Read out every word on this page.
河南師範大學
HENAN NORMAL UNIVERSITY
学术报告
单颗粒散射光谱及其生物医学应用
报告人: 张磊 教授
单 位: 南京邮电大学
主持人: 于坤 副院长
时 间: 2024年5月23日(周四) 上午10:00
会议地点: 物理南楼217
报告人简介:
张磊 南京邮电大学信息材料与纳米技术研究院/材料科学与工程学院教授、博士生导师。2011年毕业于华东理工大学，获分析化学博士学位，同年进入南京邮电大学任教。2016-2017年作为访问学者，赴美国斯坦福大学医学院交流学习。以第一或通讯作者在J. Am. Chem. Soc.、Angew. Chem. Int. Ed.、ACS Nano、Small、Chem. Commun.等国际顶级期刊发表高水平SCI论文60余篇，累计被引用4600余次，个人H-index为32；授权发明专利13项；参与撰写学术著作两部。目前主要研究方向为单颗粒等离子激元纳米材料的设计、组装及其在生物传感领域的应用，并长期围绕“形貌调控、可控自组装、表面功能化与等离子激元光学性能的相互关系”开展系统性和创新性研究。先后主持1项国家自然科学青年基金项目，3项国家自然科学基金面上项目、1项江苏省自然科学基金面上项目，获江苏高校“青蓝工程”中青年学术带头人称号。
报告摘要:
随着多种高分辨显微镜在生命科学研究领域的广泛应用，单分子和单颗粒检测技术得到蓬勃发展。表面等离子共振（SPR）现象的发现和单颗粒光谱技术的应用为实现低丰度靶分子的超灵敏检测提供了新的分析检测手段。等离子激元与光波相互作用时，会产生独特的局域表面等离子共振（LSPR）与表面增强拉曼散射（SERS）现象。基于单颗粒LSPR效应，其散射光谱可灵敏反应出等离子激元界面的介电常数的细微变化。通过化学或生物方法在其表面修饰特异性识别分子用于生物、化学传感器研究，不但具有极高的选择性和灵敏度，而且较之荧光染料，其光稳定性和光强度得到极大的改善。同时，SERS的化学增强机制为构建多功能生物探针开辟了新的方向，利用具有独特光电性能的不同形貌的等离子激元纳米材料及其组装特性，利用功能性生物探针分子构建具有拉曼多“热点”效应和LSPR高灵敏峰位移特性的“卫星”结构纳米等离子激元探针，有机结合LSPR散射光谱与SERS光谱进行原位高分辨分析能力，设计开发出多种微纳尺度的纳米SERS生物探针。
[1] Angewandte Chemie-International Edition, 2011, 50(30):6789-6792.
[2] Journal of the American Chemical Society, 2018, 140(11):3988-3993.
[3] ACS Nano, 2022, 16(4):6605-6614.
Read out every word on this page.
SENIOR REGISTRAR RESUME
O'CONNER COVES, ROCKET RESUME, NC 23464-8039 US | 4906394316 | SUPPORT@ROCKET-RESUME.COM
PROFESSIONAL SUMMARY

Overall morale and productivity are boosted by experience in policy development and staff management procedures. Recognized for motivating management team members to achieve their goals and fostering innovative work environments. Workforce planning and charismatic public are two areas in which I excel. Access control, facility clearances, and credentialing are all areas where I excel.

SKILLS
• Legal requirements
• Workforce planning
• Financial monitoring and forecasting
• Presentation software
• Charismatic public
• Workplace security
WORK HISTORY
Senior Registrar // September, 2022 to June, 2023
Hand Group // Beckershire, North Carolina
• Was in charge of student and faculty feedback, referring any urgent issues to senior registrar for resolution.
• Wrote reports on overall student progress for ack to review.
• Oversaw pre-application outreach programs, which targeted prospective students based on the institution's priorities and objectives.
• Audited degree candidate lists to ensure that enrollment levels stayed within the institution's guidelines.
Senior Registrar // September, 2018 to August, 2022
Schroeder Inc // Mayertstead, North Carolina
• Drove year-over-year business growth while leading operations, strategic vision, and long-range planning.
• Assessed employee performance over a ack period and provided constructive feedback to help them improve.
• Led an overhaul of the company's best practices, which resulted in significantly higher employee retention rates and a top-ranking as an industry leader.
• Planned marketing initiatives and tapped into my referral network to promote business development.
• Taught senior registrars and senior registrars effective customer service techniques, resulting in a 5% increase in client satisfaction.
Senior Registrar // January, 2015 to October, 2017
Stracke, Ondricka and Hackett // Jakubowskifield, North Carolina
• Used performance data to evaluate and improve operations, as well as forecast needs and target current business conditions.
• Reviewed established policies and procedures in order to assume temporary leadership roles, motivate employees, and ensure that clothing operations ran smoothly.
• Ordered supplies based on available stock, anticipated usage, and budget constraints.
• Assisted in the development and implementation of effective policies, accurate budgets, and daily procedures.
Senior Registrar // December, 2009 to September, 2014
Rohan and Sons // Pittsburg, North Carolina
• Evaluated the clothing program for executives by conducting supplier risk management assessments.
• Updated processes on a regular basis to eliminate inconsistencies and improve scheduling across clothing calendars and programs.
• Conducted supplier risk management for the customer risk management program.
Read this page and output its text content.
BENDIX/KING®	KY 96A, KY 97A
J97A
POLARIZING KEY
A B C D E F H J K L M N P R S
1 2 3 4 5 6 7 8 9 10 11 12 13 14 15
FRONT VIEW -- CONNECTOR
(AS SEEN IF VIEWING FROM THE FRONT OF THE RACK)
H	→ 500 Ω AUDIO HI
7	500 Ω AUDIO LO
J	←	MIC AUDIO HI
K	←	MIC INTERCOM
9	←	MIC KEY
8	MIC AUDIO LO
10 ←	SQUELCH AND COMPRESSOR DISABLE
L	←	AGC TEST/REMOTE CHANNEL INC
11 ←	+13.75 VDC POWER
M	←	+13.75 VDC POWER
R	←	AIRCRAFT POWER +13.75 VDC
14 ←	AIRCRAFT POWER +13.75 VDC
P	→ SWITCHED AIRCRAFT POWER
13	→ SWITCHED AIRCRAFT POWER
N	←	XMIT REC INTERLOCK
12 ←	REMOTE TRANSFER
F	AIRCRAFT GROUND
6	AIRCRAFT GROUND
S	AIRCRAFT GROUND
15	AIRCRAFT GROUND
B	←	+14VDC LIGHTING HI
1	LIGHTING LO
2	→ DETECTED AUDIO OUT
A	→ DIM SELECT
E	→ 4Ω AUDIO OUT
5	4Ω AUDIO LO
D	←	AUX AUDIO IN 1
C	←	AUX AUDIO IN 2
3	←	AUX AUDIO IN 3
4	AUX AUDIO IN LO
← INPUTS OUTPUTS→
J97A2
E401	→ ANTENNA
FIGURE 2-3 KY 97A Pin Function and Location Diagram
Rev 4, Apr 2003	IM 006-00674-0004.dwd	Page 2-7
┄┄┄┄┄┄┄┄┄┄┄┄┄┄┄┄┄┄┄┄
Problem details: Copy out the full listing exactly.

Answer in full:
Read out every word on this page.
河南師範大學
HENAN NORMAL UNIVERSITY
学术报告
单颗粒散射光谱及其生物医学应用
报告人: 张磊 教授
单 位: 南京邮电大学
主持人: 于坤 副院长
时 间: 2024年5月23日(周四) 上午10:00
会议地点: 物理南楼217
报告人简介:
张磊 南京邮电大学信息材料与纳米技术研究院/材料科学与工程学院教授、博士生导师。2011年毕业于华东理工大学，获分析化学博士学位，同年进入南京邮电大学任教。2016-2017年作为访问学者，赴美国斯坦福大学医学院交流学习。以第一或通讯作者在J. Am. Chem. Soc.、Angew. Chem. Int. Ed.、ACS Nano、Small、Chem. Commun.等国际顶级期刊发表高水平SCI论文60余篇，累计被引用4600余次，个人H-index为32；授权发明专利13项；参与撰写学术著作两部。目前主要研究方向为单颗粒等离子激元纳米材料的设计、组装及其在生物传感领域的应用，并长期围绕“形貌调控、可控自组装、表面功能化与等离子激元光学性能的相互关系”开展系统性和创新性研究。先后主持1项国家自然科学青年基金项目，3项国家自然科学基金面上项目、1项江苏省自然科学基金面上项目，获江苏高校“青蓝工程”中青年学术带头人称号。
报告摘要:
随着多种高分辨显微镜在生命科学研究领域的广泛应用，单分子和单颗粒检测技术得到蓬勃发展。表面等离子共振（SPR）现象的发现和单颗粒光谱技术的应用为实现低丰度靶分子的超灵敏检测提供了新的分析检测手段。等离子激元与光波相互作用时，会产生独特的局域表面等离子共振（LSPR）与表面增强拉曼散射（SERS）现象。基于单颗粒LSPR效应，其散射光谱可灵敏反应出等离子激元界面的介电常数的细微变化。通过化学或生物方法在其表面修饰特异性识别分子用于生物、化学传感器研究，不但具有极高的选择性和灵敏度，而且较之荧光染料，其光稳定性和光强度得到极大的改善。同时，SERS的化学增强机制为构建多功能生物探针开辟了新的方向，利用具有独特光电性能的不同形貌的等离子激元纳米材料及其组装特性，利用功能性生物探针分子构建具有拉曼多“热点”效应和LSPR高灵敏峰位移特性的“卫星”结构纳米等离子激元探针，有机结合LSPR散射光谱与SERS光谱进行原位高分辨分析能力，设计开发出多种微纳尺度的纳米SERS生物探针。
[1] Angewandte Chemie-International Edition, 2011, 50(30):6789-6792.
[2] Journal of the American Chemical Society, 2018, 140(11):3988-3993.
[3] ACS Nano, 2022, 16(4):6605-6614.
Read out every word on this page.
SENIOR REGISTRAR RESUME
O'CONNER COVES, ROCKET RESUME, NC 23464-8039 US | 4906394316 | SUPPORT@ROCKET-RESUME.COM
PROFESSIONAL SUMMARY

Overall morale and productivity are boosted by experience in policy development and staff management procedures. Recognized for motivating management team members to achieve their goals and fostering innovative work environments. Workforce planning and charismatic public are two areas in which I excel. Access control, facility clearances, and credentialing are all areas where I excel.

SKILLS
• Legal requirements
• Workforce planning
• Financial monitoring and forecasting
• Presentation software
• Charismatic public
• Workplace security
WORK HISTORY
Senior Registrar // September, 2022 to June, 2023
Hand Group // Beckershire, North Carolina
• Was in charge of student and faculty feedback, referring any urgent issues to senior registrar for resolution.
• Wrote reports on overall student progress for ack to review.
• Oversaw pre-application outreach programs, which targeted prospective students based on the institution's priorities and objectives.
• Audited degree candidate lists to ensure that enrollment levels stayed within the institution's guidelines.
Senior Registrar // September, 2018 to August, 2022
Schroeder Inc // Mayertstead, North Carolina
• Drove year-over-year business growth while leading operations, strategic vision, and long-range planning.
• Assessed employee performance over a ack period and provided constructive feedback to help them improve.
• Led an overhaul of the company's best practices, which resulted in significantly higher employee retention rates and a top-ranking as an industry leader.
• Planned marketing initiatives and tapped into my referral network to promote business development.
• Taught senior registrars and senior registrars effective customer service techniques, resulting in a 5% increase in client satisfaction.
Senior Registrar // January, 2015 to October, 2017
Stracke, Ondricka and Hackett // Jakubowskifield, North Carolina
• Used performance data to evaluate and improve operations, as well as forecast needs and target current business conditions.
• Reviewed established policies and procedures in order to assume temporary leadership roles, motivate employees, and ensure that clothing operations ran smoothly.
• Ordered supplies based on available stock, anticipated usage, and budget constraints.
• Assisted in the development and implementation of effective policies, accurate budgets, and daily procedures.
Senior Registrar // December, 2009 to September, 2014
Rohan and Sons // Pittsburg, North Carolina
• Evaluated the clothing program for executives by conducting supplier risk management assessments.
• Updated processes on a regular basis to eliminate inconsistencies and improve scheduling across clothing calendars and programs.
• Conducted supplier risk management for the customer risk management program.
Read this page and output its text content.
BENDIX/KING®	KY 96A, KY 97A
J97A
POLARIZING KEY
A B C D E F H J K L M N P R S
1 2 3 4 5 6 7 8 9 10 11 12 13 14 15
FRONT VIEW -- CONNECTOR
(AS SEEN IF VIEWING FROM THE FRONT OF THE RACK)
H	→ 500 Ω AUDIO HI
7	500 Ω AUDIO LO
J	←	MIC AUDIO HI
K	←	MIC INTERCOM
9	←	MIC KEY
8	MIC AUDIO LO
10 ←	SQUELCH AND COMPRESSOR DISABLE
L	←	AGC TEST/REMOTE CHANNEL INC
11 ←	+13.75 VDC POWER
M	←	+13.75 VDC POWER
R	←	AIRCRAFT POWER +13.75 VDC
14 ←	AIRCRAFT POWER +13.75 VDC
P	→ SWITCHED AIRCRAFT POWER
13	→ SWITCHED AIRCRAFT POWER
N	←	XMIT REC INTERLOCK
12 ←	REMOTE TRANSFER
F	AIRCRAFT GROUND
6	AIRCRAFT GROUND
S	AIRCRAFT GROUND
15	AIRCRAFT GROUND
B	←	+14VDC LIGHTING HI
1	LIGHTING LO
2	→ DETECTED AUDIO OUT
A	→ DIM SELECT
E	→ 4Ω AUDIO OUT
5	4Ω AUDIO LO
D	←	AUX AUDIO IN 1
C	←	AUX AUDIO IN 2
3	←	AUX AUDIO IN 3
4	AUX AUDIO IN LO
← INPUTS OUTPUTS→
J97A2
E401	→ ANTENNA
FIGURE 2-3 KY 97A Pin Function and Location Diagram
Rev 4, Apr 2003	IM 006-00674-0004.dwd	Page 2-7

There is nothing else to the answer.